Exercise — Say how many lines include "text", with no words around the number.

Listed entries —
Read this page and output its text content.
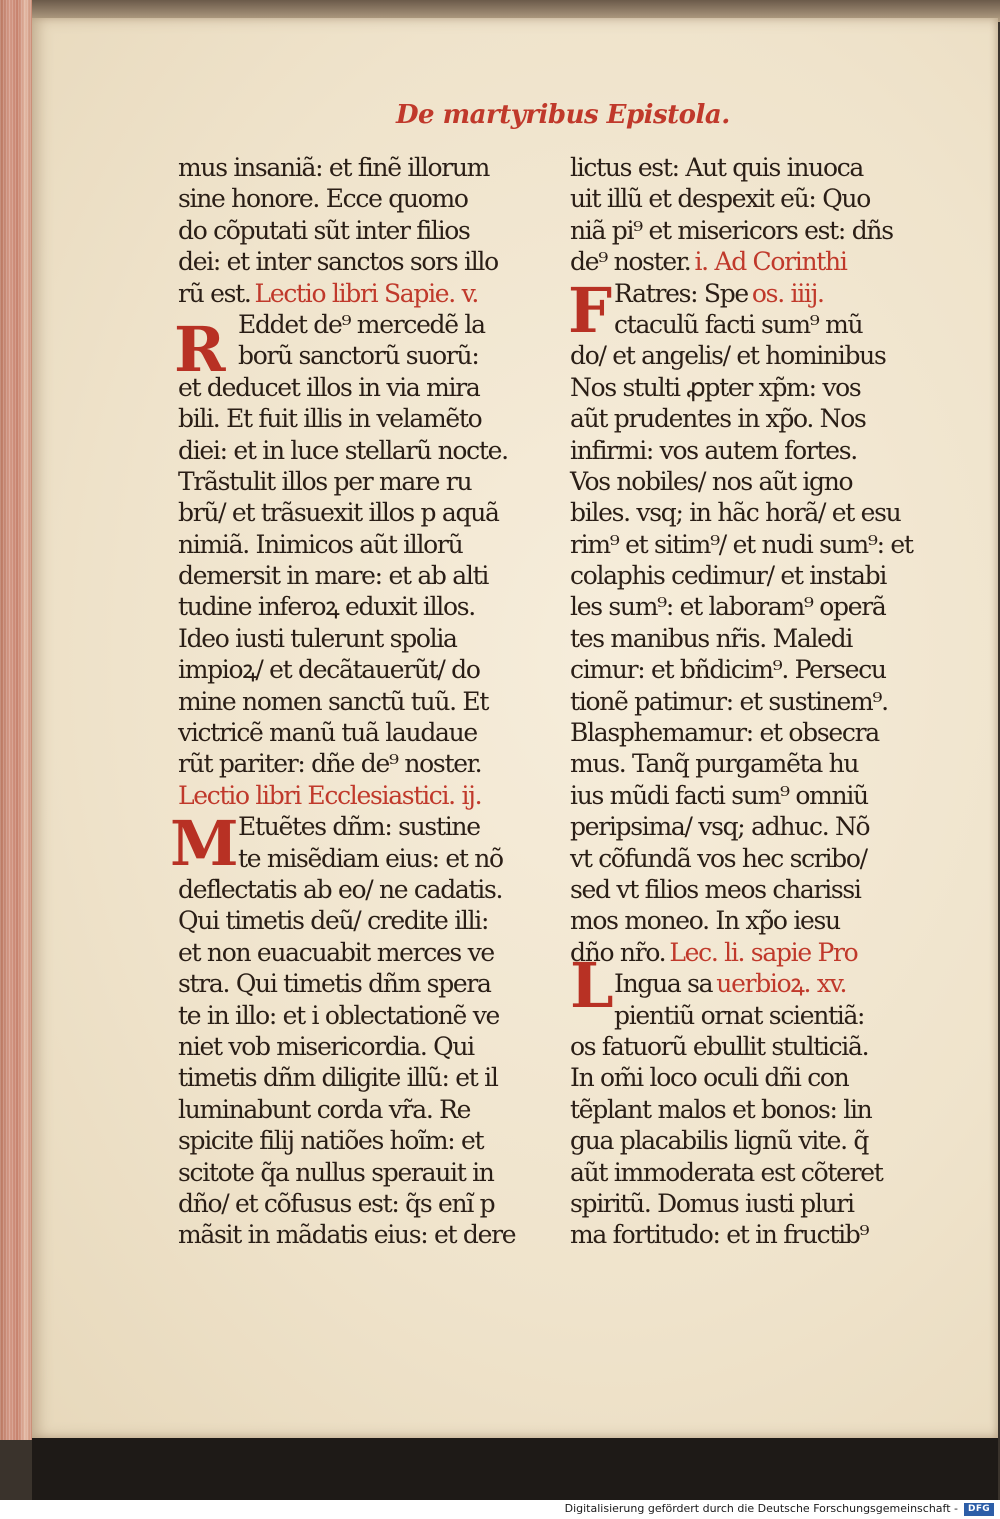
De martyribus Epistola.
mus insaniã: et finẽ illorum
sine honore. Ecce quomo
do cõputati sũt inter filios
dei: et inter sanctos sors illo
rũ est. Lectio libri Sapie. v.
Eddet de⁹ mercedẽ la
borũ sanctorũ suorũ:
et deducet illos in via mira
bili. Et fuit illis in velamẽto
diei: et in luce stellarũ nocte.
Trãstulit illos per mare ru
brũ/ et trãsuexit illos p aquã
nimiã. Inimicos aũt illorũ
demersit in mare: et ab alti
tudine inferoꝝ eduxit illos.
Ideo iusti tulerunt spolia
impioꝝ/ et decãtauerũt/ do
mine nomen sanctũ tuũ. Et
victricẽ manũ tuã laudaue
rũt pariter: dñe de⁹ noster.
Lectio libri Ecclesiastici. ij.
Etuẽtes dñm: sustine
te misẽdiam eius: et nõ
deflectatis ab eo/ ne cadatis.
Qui timetis deũ/ credite illi:
et non euacuabit merces ve
stra. Qui timetis dñm spera
te in illo: et i oblectationẽ ve
niet vob misericordia. Qui
timetis dñm diligite illũ: et il
luminabunt corda vr̃a. Re
spicite filij natiões hoĩm: et
scitote q̃a nullus sperauit in
dño/ et cõfusus est: q̃s enĩ p
mãsit in mãdatis eius: et dere
lictus est: Aut quis inuoca
uit illũ et despexit eũ: Quo
niã pi⁹ et misericors est: dñs
de⁹ noster. i. Ad Corinthi
Ratres: Spe os. iiij.
ctaculũ facti sum⁹ mũ
do/ et angelis/ et hominibus
Nos stulti ꝓpter xp̃m: vos
aũt prudentes in xp̃o. Nos
infirmi: vos autem fortes.
Vos nobiles/ nos aũt igno
biles. vsq; in hãc horã/ et esu
rim⁹ et sitim⁹/ et nudi sum⁹: et
colaphis cedimur/ et instabi
les sum⁹: et laboram⁹ operã
tes manibus nr̃is. Maledi
cimur: et bñdicim⁹. Persecu
tionẽ patimur: et sustinem⁹.
Blasphemamur: et obsecra
mus. Tanq̃ purgamẽta hu
ius mũdi facti sum⁹ omniũ
peripsima/ vsq; adhuc. Nõ
vt cõfundã vos hec scribo/
sed vt filios meos charissi
mos moneo. In xp̃o iesu
dño nr̃o. Lec. li. sapie Pro
Ingua sa uerbioꝝ. xv.
pientiũ ornat scientiã:
os fatuorũ ebullit stulticiã.
In om̃i loco oculi dñi con
tẽplant malos et bonos: lin
gua placabilis lignũ vite. q̃
aũt immoderata est cõteret
spiritũ. Domus iusti pluri
ma fortitudo: et in fructib⁹
R
M
F
L
Digitalisierung gefördert durch die Deutsche Forschungsgemeinschaft -	DFG
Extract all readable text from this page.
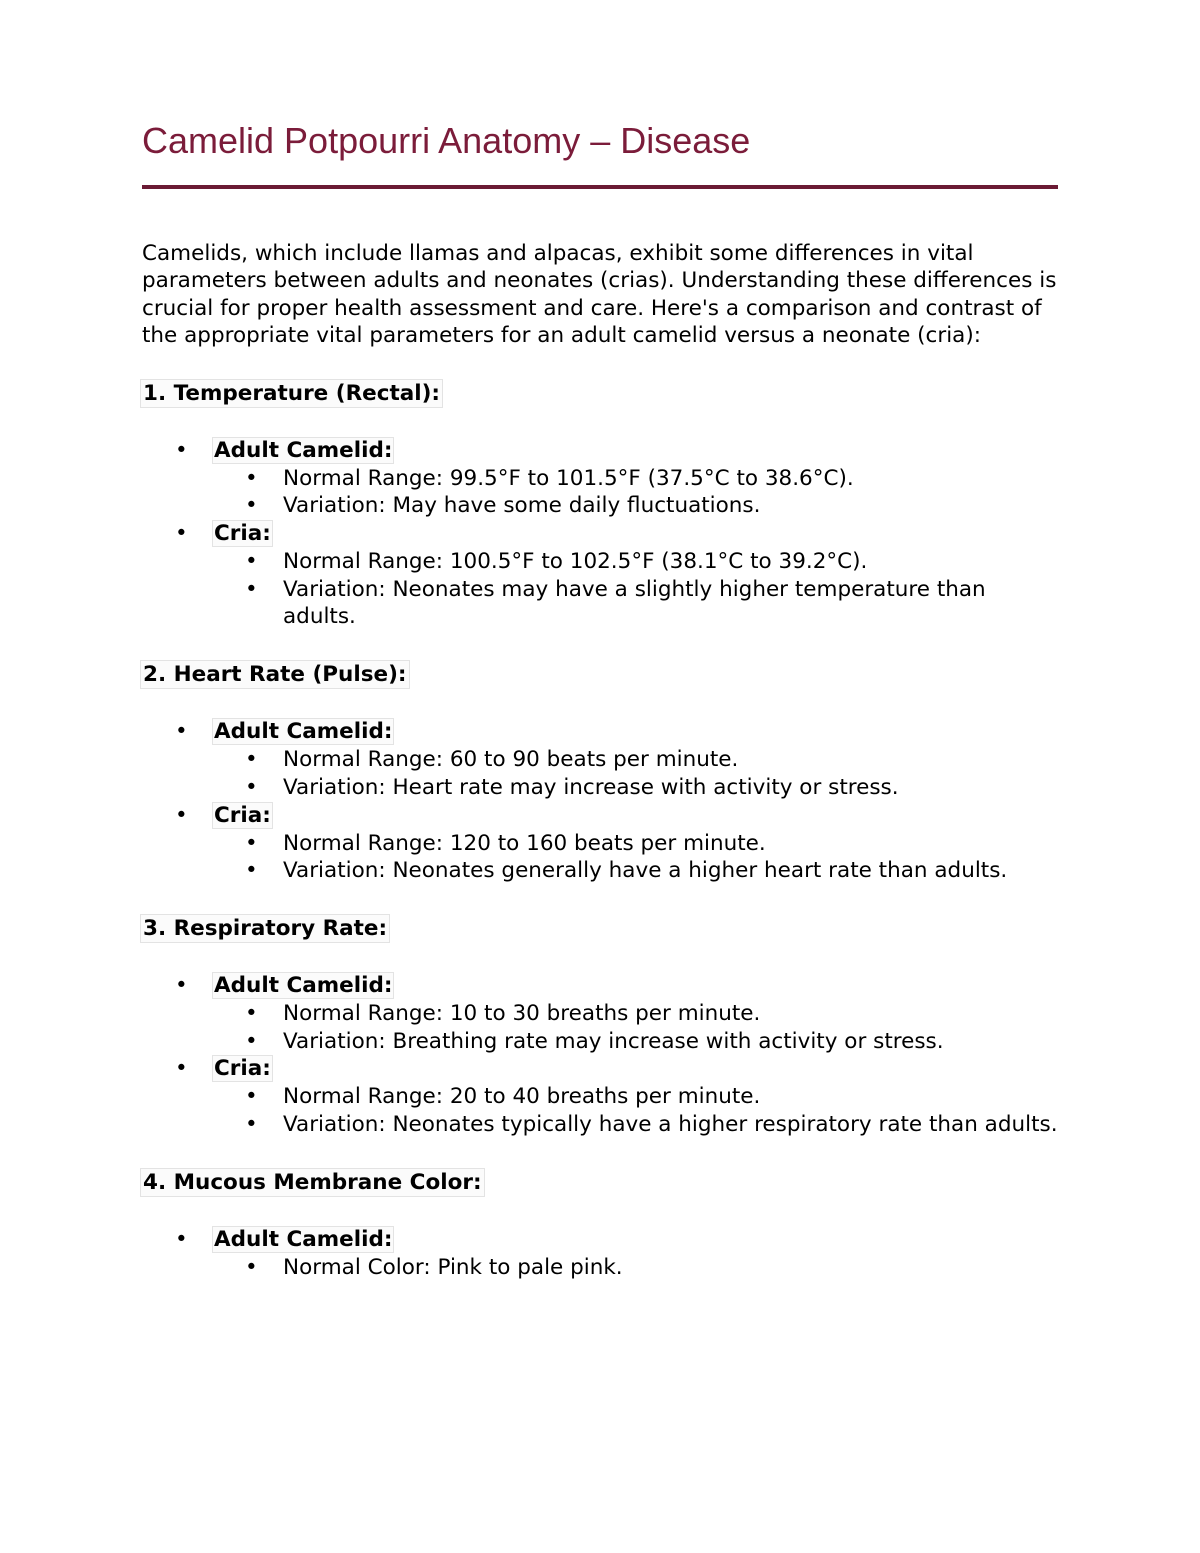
Camelid Potpourri Anatomy – Disease

Camelids, which include llamas and alpacas, exhibit some differences in vital parameters between adults and neonates (crias). Understanding these differences is crucial for proper health assessment and care. Here's a comparison and contrast of the appropriate vital parameters for an adult camelid versus a neonate (cria):

1. Temperature (Rectal):
• Adult Camelid:
• Normal Range: 99.5°F to 101.5°F (37.5°C to 38.6°C).
• Variation: May have some daily fluctuations.
• Cria:
• Normal Range: 100.5°F to 102.5°F (38.1°C to 39.2°C).
• Variation: Neonates may have a slightly higher temperature than adults.
2. Heart Rate (Pulse):
• Adult Camelid:
• Normal Range: 60 to 90 beats per minute.
• Variation: Heart rate may increase with activity or stress.
• Cria:
• Normal Range: 120 to 160 beats per minute.
• Variation: Neonates generally have a higher heart rate than adults.
3. Respiratory Rate:
• Adult Camelid:
• Normal Range: 10 to 30 breaths per minute.
• Variation: Breathing rate may increase with activity or stress.
• Cria:
• Normal Range: 20 to 40 breaths per minute.
• Variation: Neonates typically have a higher respiratory rate than adults.
4. Mucous Membrane Color:
• Adult Camelid:
• Normal Color: Pink to pale pink.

Answer — 2